DIRECTIONS. In the material below, list every line carrying the string "coefficient".

EXERCISE INPUT.
※

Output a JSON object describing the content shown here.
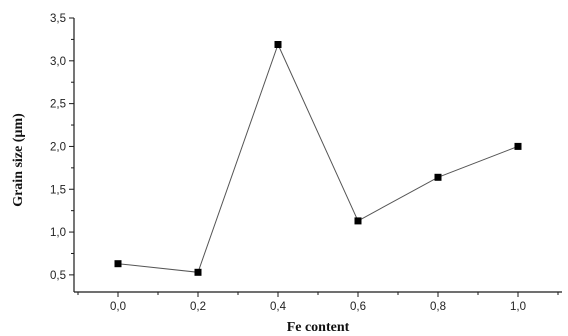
{
  "chart_data": {
    "type": "line",
    "title": "",
    "xlabel": "Fe content",
    "ylabel": "Grain size (µm)",
    "x": [
      0.0,
      0.2,
      0.4,
      0.6,
      0.8,
      1.0
    ],
    "xticks": [
      0.0,
      0.2,
      0.4,
      0.6,
      0.8,
      1.0
    ],
    "xtick_labels": [
      "0,0",
      "0,2",
      "0,4",
      "0,6",
      "0,8",
      "1,0"
    ],
    "xlim": [
      -0.11,
      1.11
    ],
    "yticks": [
      0.5,
      1.0,
      1.5,
      2.0,
      2.5,
      3.0,
      3.5
    ],
    "ytick_labels": [
      "0,5",
      "1,0",
      "1,5",
      "2,0",
      "2,5",
      "3,0",
      "3,5"
    ],
    "ylim": [
      0.3,
      3.5
    ],
    "series": [
      {
        "values": [
          0.63,
          0.53,
          3.19,
          1.13,
          1.64,
          2.0
        ],
        "color": "#555555",
        "marker": "square",
        "marker_color": "#000000"
      }
    ],
    "grid": false,
    "legend": "none"
  }
}
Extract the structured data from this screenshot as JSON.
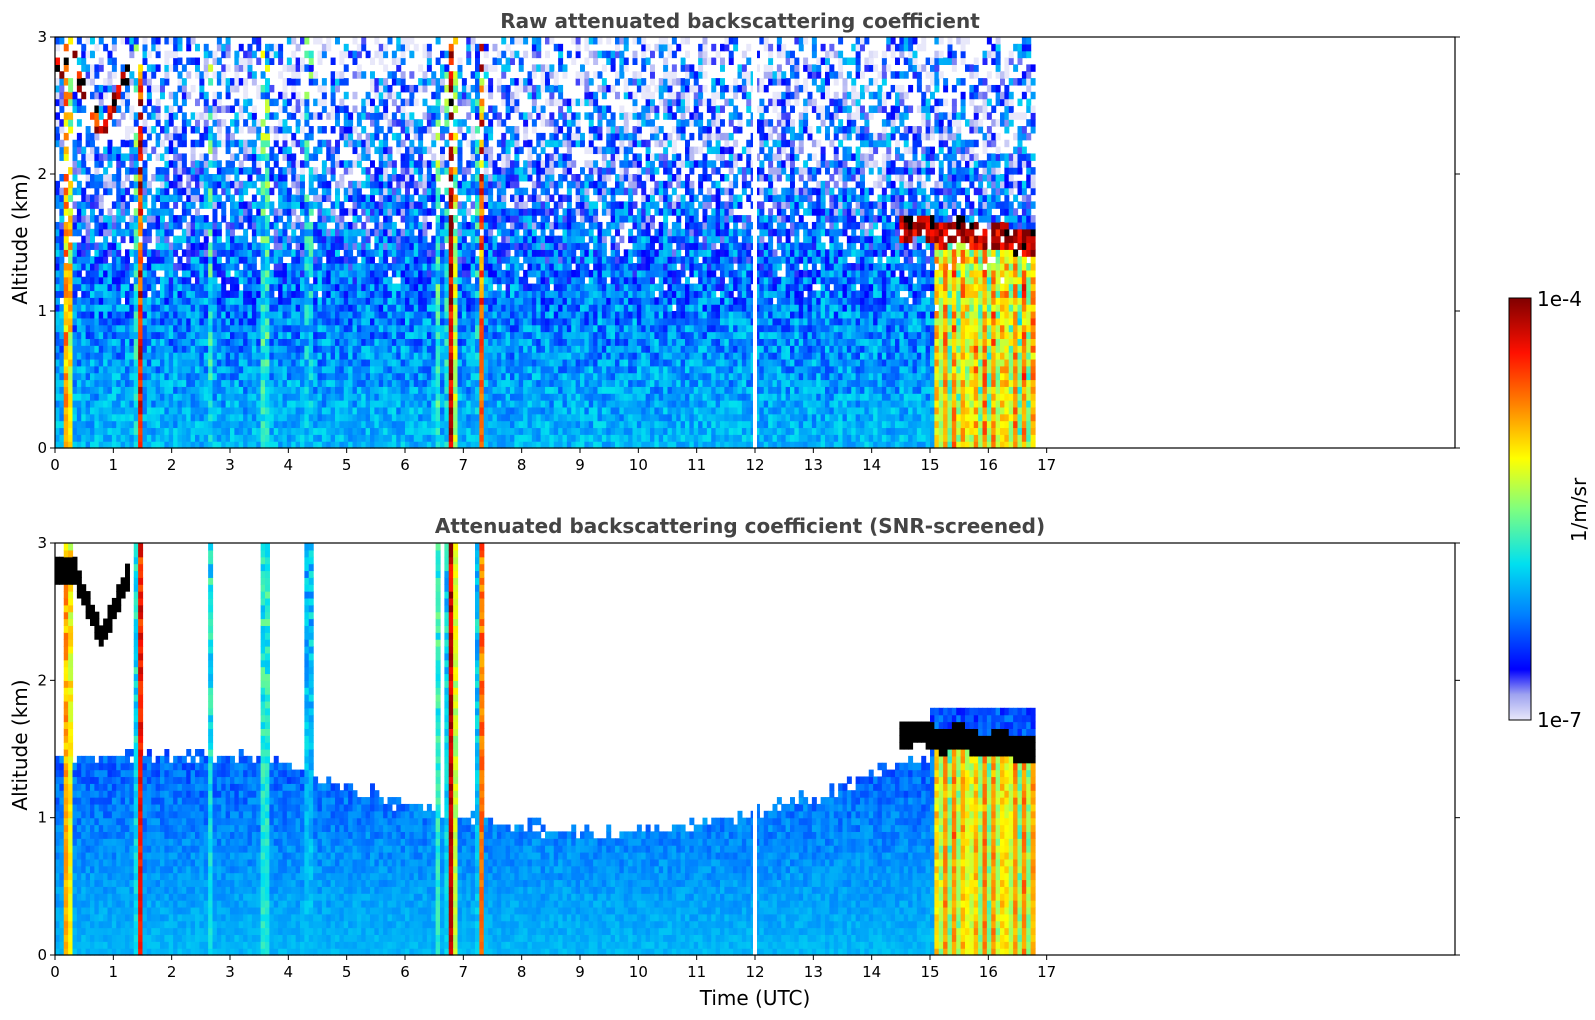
{
  "chart_data": [
    {
      "type": "heatmap",
      "title": "Raw attenuated backscattering coefficient",
      "xlabel": "",
      "ylabel": "Altitude (km)",
      "xlim": [
        0,
        24
      ],
      "ylim": [
        0,
        3
      ],
      "xticks": [
        "0",
        "1",
        "2",
        "3",
        "4",
        "5",
        "6",
        "7",
        "8",
        "9",
        "10",
        "11",
        "12",
        "13",
        "14",
        "15",
        "16",
        "17"
      ],
      "yticks": [
        "0",
        "1",
        "2",
        "3"
      ],
      "data_end_hour": 16.8,
      "gap_hour": 12.0,
      "screened": false,
      "grid": false
    },
    {
      "type": "heatmap",
      "title": "Attenuated backscattering coefficient (SNR-screened)",
      "xlabel": "Time (UTC)",
      "ylabel": "Altitude (km)",
      "xlim": [
        0,
        24
      ],
      "ylim": [
        0,
        3
      ],
      "xticks": [
        "0",
        "1",
        "2",
        "3",
        "4",
        "5",
        "6",
        "7",
        "8",
        "9",
        "10",
        "11",
        "12",
        "13",
        "14",
        "15",
        "16",
        "17"
      ],
      "yticks": [
        "0",
        "1",
        "2",
        "3"
      ],
      "data_end_hour": 16.8,
      "gap_hour": 12.0,
      "screened": true,
      "grid": false
    }
  ],
  "colorbar": {
    "min_label": "1e-7",
    "max_label": "1e-4",
    "unit": "1/m/sr",
    "colormap": "jet",
    "scale": "log"
  }
}
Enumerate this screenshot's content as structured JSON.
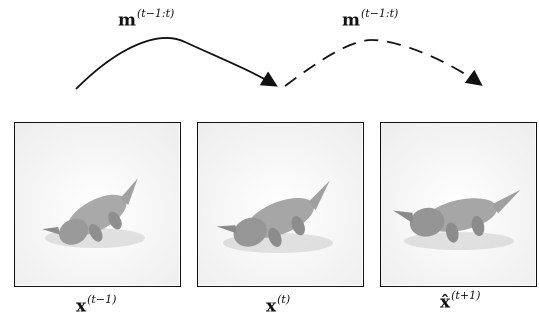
{
  "motion_labels": [
    {
      "base": "m",
      "sup": "(t−1:t)"
    },
    {
      "base": "m",
      "sup": "(t−1:t)"
    }
  ],
  "frame_captions": [
    {
      "base": "x",
      "sup": "(t−1)"
    },
    {
      "base": "x",
      "sup": "(t)"
    },
    {
      "base": "x̂",
      "sup": "(t+1)"
    }
  ]
}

※

CORRECT RESULT.
      "title": "Raw attenuated backscattering coefficient",
      "title": "Attenuated backscattering coefficient (SNR-screened)",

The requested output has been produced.